Exercise objective:
Will you give every entry again exactly as it stands?

================================

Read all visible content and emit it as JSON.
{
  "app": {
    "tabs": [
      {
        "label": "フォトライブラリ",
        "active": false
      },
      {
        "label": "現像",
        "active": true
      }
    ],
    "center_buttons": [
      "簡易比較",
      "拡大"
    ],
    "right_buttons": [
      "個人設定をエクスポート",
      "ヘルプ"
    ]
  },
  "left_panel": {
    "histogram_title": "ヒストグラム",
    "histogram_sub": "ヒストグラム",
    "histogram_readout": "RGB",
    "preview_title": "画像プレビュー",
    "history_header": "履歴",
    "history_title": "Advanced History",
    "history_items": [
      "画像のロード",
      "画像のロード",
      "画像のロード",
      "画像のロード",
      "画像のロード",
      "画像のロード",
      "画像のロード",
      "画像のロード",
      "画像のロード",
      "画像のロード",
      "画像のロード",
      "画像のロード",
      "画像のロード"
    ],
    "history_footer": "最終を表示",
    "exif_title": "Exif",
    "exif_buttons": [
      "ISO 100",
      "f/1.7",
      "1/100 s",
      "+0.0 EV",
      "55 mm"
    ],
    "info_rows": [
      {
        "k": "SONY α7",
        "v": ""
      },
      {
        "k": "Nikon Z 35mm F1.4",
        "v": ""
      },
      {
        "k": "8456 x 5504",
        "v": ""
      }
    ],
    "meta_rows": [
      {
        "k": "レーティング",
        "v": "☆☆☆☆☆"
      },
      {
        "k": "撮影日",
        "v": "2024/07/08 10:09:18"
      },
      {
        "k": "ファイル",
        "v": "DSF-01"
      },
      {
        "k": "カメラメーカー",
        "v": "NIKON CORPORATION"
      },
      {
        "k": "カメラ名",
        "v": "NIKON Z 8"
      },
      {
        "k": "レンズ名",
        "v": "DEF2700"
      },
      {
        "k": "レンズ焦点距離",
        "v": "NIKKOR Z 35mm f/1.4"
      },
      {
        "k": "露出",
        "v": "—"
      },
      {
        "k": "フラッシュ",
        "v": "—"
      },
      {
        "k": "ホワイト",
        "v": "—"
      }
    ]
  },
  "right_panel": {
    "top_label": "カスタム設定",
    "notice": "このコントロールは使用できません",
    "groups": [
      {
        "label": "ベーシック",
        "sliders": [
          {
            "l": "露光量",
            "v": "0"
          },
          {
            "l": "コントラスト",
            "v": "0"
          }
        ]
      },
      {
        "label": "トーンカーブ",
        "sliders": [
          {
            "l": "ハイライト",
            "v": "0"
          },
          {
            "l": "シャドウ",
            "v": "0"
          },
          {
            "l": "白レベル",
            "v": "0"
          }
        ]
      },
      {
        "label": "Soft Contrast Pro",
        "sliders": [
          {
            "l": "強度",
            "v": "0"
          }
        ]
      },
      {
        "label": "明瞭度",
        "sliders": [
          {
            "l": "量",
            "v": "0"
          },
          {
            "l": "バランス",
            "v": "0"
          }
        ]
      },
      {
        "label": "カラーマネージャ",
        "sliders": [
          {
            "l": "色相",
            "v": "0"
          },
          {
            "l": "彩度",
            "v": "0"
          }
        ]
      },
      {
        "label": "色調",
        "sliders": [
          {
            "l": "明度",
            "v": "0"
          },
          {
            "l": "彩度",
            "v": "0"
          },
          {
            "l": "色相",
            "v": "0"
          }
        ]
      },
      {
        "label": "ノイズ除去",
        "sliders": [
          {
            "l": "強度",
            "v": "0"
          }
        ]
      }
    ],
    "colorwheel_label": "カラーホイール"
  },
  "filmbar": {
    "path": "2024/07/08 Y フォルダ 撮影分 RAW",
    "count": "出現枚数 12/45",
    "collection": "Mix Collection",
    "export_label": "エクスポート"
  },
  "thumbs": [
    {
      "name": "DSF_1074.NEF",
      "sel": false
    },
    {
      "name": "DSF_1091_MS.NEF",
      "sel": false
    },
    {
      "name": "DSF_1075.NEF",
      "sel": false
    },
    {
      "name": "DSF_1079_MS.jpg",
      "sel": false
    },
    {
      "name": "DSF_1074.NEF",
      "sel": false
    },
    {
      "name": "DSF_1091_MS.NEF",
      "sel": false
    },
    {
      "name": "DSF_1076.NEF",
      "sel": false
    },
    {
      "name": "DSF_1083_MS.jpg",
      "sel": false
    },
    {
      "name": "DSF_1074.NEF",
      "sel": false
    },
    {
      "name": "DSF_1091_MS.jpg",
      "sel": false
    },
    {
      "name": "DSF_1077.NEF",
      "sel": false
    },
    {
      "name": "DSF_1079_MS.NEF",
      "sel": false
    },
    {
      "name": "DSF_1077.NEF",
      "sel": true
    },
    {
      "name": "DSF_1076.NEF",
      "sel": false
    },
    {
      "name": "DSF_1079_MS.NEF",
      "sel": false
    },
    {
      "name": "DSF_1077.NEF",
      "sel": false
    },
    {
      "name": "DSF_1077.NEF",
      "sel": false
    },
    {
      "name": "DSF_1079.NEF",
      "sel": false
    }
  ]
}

================================

Final result:
Read all visible content and emit it as JSON.
{
  "app": {
    "tabs": [
      {
        "label": "フォトライブラリ",
        "active": false
      },
      {
        "label": "現像",
        "active": true
      }
    ],
    "center_buttons": [
      "簡易比較",
      "拡大"
    ],
    "right_buttons": [
      "個人設定をエクスポート",
      "ヘルプ"
    ]
  },
  "left_panel": {
    "histogram_title": "ヒストグラム",
    "histogram_sub": "ヒストグラム",
    "histogram_readout": "RGB",
    "preview_title": "画像プレビュー",
    "history_header": "履歴",
    "history_title": "Advanced History",
    "history_items": [
      "画像のロード",
      "画像のロード",
      "画像のロード",
      "画像のロード",
      "画像のロード",
      "画像のロード",
      "画像のロード",
      "画像のロード",
      "画像のロード",
      "画像のロード",
      "画像のロード",
      "画像のロード",
      "画像のロード"
    ],
    "history_footer": "最終を表示",
    "exif_title": "Exif",
    "exif_buttons": [
      "ISO 100",
      "f/1.7",
      "1/100 s",
      "+0.0 EV",
      "55 mm"
    ],
    "info_rows": [
      {
        "k": "SONY α7",
        "v": ""
      },
      {
        "k": "Nikon Z 35mm F1.4",
        "v": ""
      },
      {
        "k": "8456 x 5504",
        "v": ""
      }
    ],
    "meta_rows": [
      {
        "k": "レーティング",
        "v": "☆☆☆☆☆"
      },
      {
        "k": "撮影日",
        "v": "2024/07/08 10:09:18"
      },
      {
        "k": "ファイル",
        "v": "DSF-01"
      },
      {
        "k": "カメラメーカー",
        "v": "NIKON CORPORATION"
      },
      {
        "k": "カメラ名",
        "v": "NIKON Z 8"
      },
      {
        "k": "レンズ名",
        "v": "DEF2700"
      },
      {
        "k": "レンズ焦点距離",
        "v": "NIKKOR Z 35mm f/1.4"
      },
      {
        "k": "露出",
        "v": "—"
      },
      {
        "k": "フラッシュ",
        "v": "—"
      },
      {
        "k": "ホワイト",
        "v": "—"
      }
    ]
  },
  "right_panel": {
    "top_label": "カスタム設定",
    "notice": "このコントロールは使用できません",
    "groups": [
      {
        "label": "ベーシック",
        "sliders": [
          {
            "l": "露光量",
            "v": "0"
          },
          {
            "l": "コントラスト",
            "v": "0"
          }
        ]
      },
      {
        "label": "トーンカーブ",
        "sliders": [
          {
            "l": "ハイライト",
            "v": "0"
          },
          {
            "l": "シャドウ",
            "v": "0"
          },
          {
            "l": "白レベル",
            "v": "0"
          }
        ]
      },
      {
        "label": "Soft Contrast Pro",
        "sliders": [
          {
            "l": "強度",
            "v": "0"
          }
        ]
      },
      {
        "label": "明瞭度",
        "sliders": [
          {
            "l": "量",
            "v": "0"
          },
          {
            "l": "バランス",
            "v": "0"
          }
        ]
      },
      {
        "label": "カラーマネージャ",
        "sliders": [
          {
            "l": "色相",
            "v": "0"
          },
          {
            "l": "彩度",
            "v": "0"
          }
        ]
      },
      {
        "label": "色調",
        "sliders": [
          {
            "l": "明度",
            "v": "0"
          },
          {
            "l": "彩度",
            "v": "0"
          },
          {
            "l": "色相",
            "v": "0"
          }
        ]
      },
      {
        "label": "ノイズ除去",
        "sliders": [
          {
            "l": "強度",
            "v": "0"
          }
        ]
      }
    ],
    "colorwheel_label": "カラーホイール"
  },
  "filmbar": {
    "path": "2024/07/08 Y フォルダ 撮影分 RAW",
    "count": "出現枚数 12/45",
    "collection": "Mix Collection",
    "export_label": "エクスポート"
  },
  "thumbs": [
    {
      "name": "DSF_1074.NEF",
      "sel": false
    },
    {
      "name": "DSF_1091_MS.NEF",
      "sel": false
    },
    {
      "name": "DSF_1075.NEF",
      "sel": false
    },
    {
      "name": "DSF_1079_MS.jpg",
      "sel": false
    },
    {
      "name": "DSF_1074.NEF",
      "sel": false
    },
    {
      "name": "DSF_1091_MS.NEF",
      "sel": false
    },
    {
      "name": "DSF_1076.NEF",
      "sel": false
    },
    {
      "name": "DSF_1083_MS.jpg",
      "sel": false
    },
    {
      "name": "DSF_1074.NEF",
      "sel": false
    },
    {
      "name": "DSF_1091_MS.jpg",
      "sel": false
    },
    {
      "name": "DSF_1077.NEF",
      "sel": false
    },
    {
      "name": "DSF_1079_MS.NEF",
      "sel": false
    },
    {
      "name": "DSF_1077.NEF",
      "sel": true
    },
    {
      "name": "DSF_1076.NEF",
      "sel": false
    },
    {
      "name": "DSF_1079_MS.NEF",
      "sel": false
    },
    {
      "name": "DSF_1077.NEF",
      "sel": false
    },
    {
      "name": "DSF_1077.NEF",
      "sel": false
    },
    {
      "name": "DSF_1079.NEF",
      "sel": false
    }
  ]
}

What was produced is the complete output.